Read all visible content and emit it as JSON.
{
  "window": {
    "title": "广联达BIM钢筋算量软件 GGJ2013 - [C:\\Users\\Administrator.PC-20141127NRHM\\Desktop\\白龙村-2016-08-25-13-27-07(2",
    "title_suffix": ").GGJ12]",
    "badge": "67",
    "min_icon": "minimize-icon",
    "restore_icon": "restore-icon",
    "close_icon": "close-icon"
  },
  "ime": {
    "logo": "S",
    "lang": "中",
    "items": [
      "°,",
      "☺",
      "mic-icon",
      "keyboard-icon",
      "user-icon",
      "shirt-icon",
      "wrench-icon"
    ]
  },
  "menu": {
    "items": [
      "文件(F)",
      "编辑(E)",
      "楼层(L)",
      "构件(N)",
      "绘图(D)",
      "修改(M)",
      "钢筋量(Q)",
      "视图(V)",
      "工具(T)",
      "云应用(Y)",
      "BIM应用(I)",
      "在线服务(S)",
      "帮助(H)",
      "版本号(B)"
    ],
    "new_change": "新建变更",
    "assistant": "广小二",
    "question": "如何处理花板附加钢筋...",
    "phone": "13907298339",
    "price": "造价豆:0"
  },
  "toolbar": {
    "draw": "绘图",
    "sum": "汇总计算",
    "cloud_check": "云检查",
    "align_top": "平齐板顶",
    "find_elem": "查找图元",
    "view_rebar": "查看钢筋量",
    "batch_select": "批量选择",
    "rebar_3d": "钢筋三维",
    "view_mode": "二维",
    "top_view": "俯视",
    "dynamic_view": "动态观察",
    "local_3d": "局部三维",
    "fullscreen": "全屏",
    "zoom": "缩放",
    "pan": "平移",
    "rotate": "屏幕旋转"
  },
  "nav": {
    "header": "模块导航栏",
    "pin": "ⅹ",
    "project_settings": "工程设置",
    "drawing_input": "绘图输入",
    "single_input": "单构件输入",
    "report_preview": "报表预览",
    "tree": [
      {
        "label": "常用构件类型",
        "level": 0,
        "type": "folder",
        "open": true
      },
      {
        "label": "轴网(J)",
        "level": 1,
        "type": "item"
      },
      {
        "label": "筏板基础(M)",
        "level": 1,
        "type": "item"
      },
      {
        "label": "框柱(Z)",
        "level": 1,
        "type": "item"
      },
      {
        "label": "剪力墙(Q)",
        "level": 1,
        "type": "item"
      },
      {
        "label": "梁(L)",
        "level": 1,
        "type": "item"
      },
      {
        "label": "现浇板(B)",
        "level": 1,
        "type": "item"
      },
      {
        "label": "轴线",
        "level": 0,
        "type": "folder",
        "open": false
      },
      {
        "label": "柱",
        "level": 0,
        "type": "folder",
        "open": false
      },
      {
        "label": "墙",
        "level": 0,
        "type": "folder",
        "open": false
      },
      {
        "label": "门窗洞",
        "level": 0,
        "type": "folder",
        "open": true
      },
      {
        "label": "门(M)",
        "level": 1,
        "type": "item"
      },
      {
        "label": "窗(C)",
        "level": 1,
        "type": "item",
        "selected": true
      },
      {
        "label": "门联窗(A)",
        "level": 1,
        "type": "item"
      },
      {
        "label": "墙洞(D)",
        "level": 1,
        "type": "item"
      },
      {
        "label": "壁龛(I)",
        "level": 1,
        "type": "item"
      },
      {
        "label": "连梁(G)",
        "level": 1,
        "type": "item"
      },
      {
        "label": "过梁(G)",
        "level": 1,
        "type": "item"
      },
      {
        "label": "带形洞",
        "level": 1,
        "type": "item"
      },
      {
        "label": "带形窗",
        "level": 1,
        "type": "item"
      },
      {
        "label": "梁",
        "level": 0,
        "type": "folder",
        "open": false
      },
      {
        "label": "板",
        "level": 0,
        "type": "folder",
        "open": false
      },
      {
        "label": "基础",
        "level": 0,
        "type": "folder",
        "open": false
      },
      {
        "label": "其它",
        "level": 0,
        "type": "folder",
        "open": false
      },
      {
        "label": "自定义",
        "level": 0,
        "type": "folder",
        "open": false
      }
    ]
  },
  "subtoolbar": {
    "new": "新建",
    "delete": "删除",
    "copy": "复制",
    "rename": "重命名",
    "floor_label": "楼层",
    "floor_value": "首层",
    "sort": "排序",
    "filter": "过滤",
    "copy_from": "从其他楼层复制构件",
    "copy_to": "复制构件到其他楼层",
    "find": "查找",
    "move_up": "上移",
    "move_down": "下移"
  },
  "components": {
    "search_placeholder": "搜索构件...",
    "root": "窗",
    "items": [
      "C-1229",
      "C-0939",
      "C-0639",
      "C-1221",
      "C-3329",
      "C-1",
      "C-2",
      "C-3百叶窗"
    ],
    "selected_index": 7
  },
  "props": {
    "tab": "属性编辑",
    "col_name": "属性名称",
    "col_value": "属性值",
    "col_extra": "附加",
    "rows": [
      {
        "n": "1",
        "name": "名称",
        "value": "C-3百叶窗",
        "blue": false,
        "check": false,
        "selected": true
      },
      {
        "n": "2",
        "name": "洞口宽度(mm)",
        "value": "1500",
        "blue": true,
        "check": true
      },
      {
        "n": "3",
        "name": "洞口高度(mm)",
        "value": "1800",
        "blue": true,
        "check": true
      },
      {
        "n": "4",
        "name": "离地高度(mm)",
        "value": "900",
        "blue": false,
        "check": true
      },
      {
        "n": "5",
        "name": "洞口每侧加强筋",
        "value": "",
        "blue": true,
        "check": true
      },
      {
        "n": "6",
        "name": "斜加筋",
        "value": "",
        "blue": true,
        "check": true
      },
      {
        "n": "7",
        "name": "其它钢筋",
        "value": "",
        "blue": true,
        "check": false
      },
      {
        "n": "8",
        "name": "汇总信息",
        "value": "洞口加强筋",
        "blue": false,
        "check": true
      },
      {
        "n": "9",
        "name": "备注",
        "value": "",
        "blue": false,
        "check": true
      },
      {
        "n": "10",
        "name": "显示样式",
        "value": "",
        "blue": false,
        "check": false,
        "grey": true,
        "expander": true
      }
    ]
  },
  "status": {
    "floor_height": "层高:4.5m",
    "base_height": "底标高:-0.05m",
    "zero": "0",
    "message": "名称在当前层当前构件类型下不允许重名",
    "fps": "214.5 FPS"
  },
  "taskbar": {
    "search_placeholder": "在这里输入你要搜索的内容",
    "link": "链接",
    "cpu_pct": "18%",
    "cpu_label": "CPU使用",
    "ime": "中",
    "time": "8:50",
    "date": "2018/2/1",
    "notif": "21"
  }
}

********************

## Aim of the exercise
All records above must be set down exactly, please.

## Completed task
Read all visible content and emit it as JSON.
{
  "window": {
    "title": "广联达BIM钢筋算量软件 GGJ2013 - [C:\\Users\\Administrator.PC-20141127NRHM\\Desktop\\白龙村-2016-08-25-13-27-07(2",
    "title_suffix": ").GGJ12]",
    "badge": "67",
    "min_icon": "minimize-icon",
    "restore_icon": "restore-icon",
    "close_icon": "close-icon"
  },
  "ime": {
    "logo": "S",
    "lang": "中",
    "items": [
      "°,",
      "☺",
      "mic-icon",
      "keyboard-icon",
      "user-icon",
      "shirt-icon",
      "wrench-icon"
    ]
  },
  "menu": {
    "items": [
      "文件(F)",
      "编辑(E)",
      "楼层(L)",
      "构件(N)",
      "绘图(D)",
      "修改(M)",
      "钢筋量(Q)",
      "视图(V)",
      "工具(T)",
      "云应用(Y)",
      "BIM应用(I)",
      "在线服务(S)",
      "帮助(H)",
      "版本号(B)"
    ],
    "new_change": "新建变更",
    "assistant": "广小二",
    "question": "如何处理花板附加钢筋...",
    "phone": "13907298339",
    "price": "造价豆:0"
  },
  "toolbar": {
    "draw": "绘图",
    "sum": "汇总计算",
    "cloud_check": "云检查",
    "align_top": "平齐板顶",
    "find_elem": "查找图元",
    "view_rebar": "查看钢筋量",
    "batch_select": "批量选择",
    "rebar_3d": "钢筋三维",
    "view_mode": "二维",
    "top_view": "俯视",
    "dynamic_view": "动态观察",
    "local_3d": "局部三维",
    "fullscreen": "全屏",
    "zoom": "缩放",
    "pan": "平移",
    "rotate": "屏幕旋转"
  },
  "nav": {
    "header": "模块导航栏",
    "pin": "ⅹ",
    "project_settings": "工程设置",
    "drawing_input": "绘图输入",
    "single_input": "单构件输入",
    "report_preview": "报表预览",
    "tree": [
      {
        "label": "常用构件类型",
        "level": 0,
        "type": "folder",
        "open": true
      },
      {
        "label": "轴网(J)",
        "level": 1,
        "type": "item"
      },
      {
        "label": "筏板基础(M)",
        "level": 1,
        "type": "item"
      },
      {
        "label": "框柱(Z)",
        "level": 1,
        "type": "item"
      },
      {
        "label": "剪力墙(Q)",
        "level": 1,
        "type": "item"
      },
      {
        "label": "梁(L)",
        "level": 1,
        "type": "item"
      },
      {
        "label": "现浇板(B)",
        "level": 1,
        "type": "item"
      },
      {
        "label": "轴线",
        "level": 0,
        "type": "folder",
        "open": false
      },
      {
        "label": "柱",
        "level": 0,
        "type": "folder",
        "open": false
      },
      {
        "label": "墙",
        "level": 0,
        "type": "folder",
        "open": false
      },
      {
        "label": "门窗洞",
        "level": 0,
        "type": "folder",
        "open": true
      },
      {
        "label": "门(M)",
        "level": 1,
        "type": "item"
      },
      {
        "label": "窗(C)",
        "level": 1,
        "type": "item",
        "selected": true
      },
      {
        "label": "门联窗(A)",
        "level": 1,
        "type": "item"
      },
      {
        "label": "墙洞(D)",
        "level": 1,
        "type": "item"
      },
      {
        "label": "壁龛(I)",
        "level": 1,
        "type": "item"
      },
      {
        "label": "连梁(G)",
        "level": 1,
        "type": "item"
      },
      {
        "label": "过梁(G)",
        "level": 1,
        "type": "item"
      },
      {
        "label": "带形洞",
        "level": 1,
        "type": "item"
      },
      {
        "label": "带形窗",
        "level": 1,
        "type": "item"
      },
      {
        "label": "梁",
        "level": 0,
        "type": "folder",
        "open": false
      },
      {
        "label": "板",
        "level": 0,
        "type": "folder",
        "open": false
      },
      {
        "label": "基础",
        "level": 0,
        "type": "folder",
        "open": false
      },
      {
        "label": "其它",
        "level": 0,
        "type": "folder",
        "open": false
      },
      {
        "label": "自定义",
        "level": 0,
        "type": "folder",
        "open": false
      }
    ]
  },
  "subtoolbar": {
    "new": "新建",
    "delete": "删除",
    "copy": "复制",
    "rename": "重命名",
    "floor_label": "楼层",
    "floor_value": "首层",
    "sort": "排序",
    "filter": "过滤",
    "copy_from": "从其他楼层复制构件",
    "copy_to": "复制构件到其他楼层",
    "find": "查找",
    "move_up": "上移",
    "move_down": "下移"
  },
  "components": {
    "search_placeholder": "搜索构件...",
    "root": "窗",
    "items": [
      "C-1229",
      "C-0939",
      "C-0639",
      "C-1221",
      "C-3329",
      "C-1",
      "C-2",
      "C-3百叶窗"
    ],
    "selected_index": 7
  },
  "props": {
    "tab": "属性编辑",
    "col_name": "属性名称",
    "col_value": "属性值",
    "col_extra": "附加",
    "rows": [
      {
        "n": "1",
        "name": "名称",
        "value": "C-3百叶窗",
        "blue": false,
        "check": false,
        "selected": true
      },
      {
        "n": "2",
        "name": "洞口宽度(mm)",
        "value": "1500",
        "blue": true,
        "check": true
      },
      {
        "n": "3",
        "name": "洞口高度(mm)",
        "value": "1800",
        "blue": true,
        "check": true
      },
      {
        "n": "4",
        "name": "离地高度(mm)",
        "value": "900",
        "blue": false,
        "check": true
      },
      {
        "n": "5",
        "name": "洞口每侧加强筋",
        "value": "",
        "blue": true,
        "check": true
      },
      {
        "n": "6",
        "name": "斜加筋",
        "value": "",
        "blue": true,
        "check": true
      },
      {
        "n": "7",
        "name": "其它钢筋",
        "value": "",
        "blue": true,
        "check": false
      },
      {
        "n": "8",
        "name": "汇总信息",
        "value": "洞口加强筋",
        "blue": false,
        "check": true
      },
      {
        "n": "9",
        "name": "备注",
        "value": "",
        "blue": false,
        "check": true
      },
      {
        "n": "10",
        "name": "显示样式",
        "value": "",
        "blue": false,
        "check": false,
        "grey": true,
        "expander": true
      }
    ]
  },
  "status": {
    "floor_height": "层高:4.5m",
    "base_height": "底标高:-0.05m",
    "zero": "0",
    "message": "名称在当前层当前构件类型下不允许重名",
    "fps": "214.5 FPS"
  },
  "taskbar": {
    "search_placeholder": "在这里输入你要搜索的内容",
    "link": "链接",
    "cpu_pct": "18%",
    "cpu_label": "CPU使用",
    "ime": "中",
    "time": "8:50",
    "date": "2018/2/1",
    "notif": "21"
  }
}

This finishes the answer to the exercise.